**TASK DETAILS**
Set out each line from the following listing that includes the word "Sphere".

--- Start PROVIDED RECORDS ---

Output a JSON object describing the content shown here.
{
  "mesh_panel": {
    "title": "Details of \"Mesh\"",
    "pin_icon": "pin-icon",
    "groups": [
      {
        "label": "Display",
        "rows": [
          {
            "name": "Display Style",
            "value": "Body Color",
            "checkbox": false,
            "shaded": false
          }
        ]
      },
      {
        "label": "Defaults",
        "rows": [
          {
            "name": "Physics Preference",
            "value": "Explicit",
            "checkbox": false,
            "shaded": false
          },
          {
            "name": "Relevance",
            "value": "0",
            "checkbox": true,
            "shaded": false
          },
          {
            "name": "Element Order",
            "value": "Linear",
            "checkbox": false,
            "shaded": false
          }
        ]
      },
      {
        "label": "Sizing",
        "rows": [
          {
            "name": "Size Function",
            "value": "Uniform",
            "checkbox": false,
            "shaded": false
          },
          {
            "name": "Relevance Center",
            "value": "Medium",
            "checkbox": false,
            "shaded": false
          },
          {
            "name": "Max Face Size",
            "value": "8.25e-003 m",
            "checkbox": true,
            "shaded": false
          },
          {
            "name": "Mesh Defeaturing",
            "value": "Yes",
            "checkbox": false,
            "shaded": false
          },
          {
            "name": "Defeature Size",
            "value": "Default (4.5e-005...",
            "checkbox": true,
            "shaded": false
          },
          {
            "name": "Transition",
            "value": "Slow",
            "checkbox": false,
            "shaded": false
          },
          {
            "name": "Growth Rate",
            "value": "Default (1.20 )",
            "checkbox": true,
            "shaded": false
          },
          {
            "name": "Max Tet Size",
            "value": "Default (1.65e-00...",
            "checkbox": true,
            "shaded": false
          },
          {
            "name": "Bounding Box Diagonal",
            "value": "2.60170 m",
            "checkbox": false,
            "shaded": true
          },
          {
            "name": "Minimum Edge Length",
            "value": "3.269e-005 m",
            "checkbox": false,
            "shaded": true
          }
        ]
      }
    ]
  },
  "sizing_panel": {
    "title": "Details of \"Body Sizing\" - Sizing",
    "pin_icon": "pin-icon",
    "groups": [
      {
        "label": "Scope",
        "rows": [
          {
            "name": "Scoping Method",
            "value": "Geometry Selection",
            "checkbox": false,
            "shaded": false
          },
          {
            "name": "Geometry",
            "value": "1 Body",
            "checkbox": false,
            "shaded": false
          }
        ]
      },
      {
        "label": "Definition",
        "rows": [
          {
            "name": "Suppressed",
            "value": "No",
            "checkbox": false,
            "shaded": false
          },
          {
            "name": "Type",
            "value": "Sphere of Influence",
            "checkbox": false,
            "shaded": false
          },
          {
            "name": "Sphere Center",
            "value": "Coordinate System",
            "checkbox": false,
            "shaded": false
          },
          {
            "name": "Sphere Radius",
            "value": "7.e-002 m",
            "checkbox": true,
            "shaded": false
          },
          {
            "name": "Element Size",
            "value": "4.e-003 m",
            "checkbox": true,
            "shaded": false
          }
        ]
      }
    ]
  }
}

--- End PROVIDED RECORDS ---

**RESPONSE TO THIS TASK**
            "value": "Sphere of Influence",
            "name": "Sphere Center",
            "name": "Sphere Radius",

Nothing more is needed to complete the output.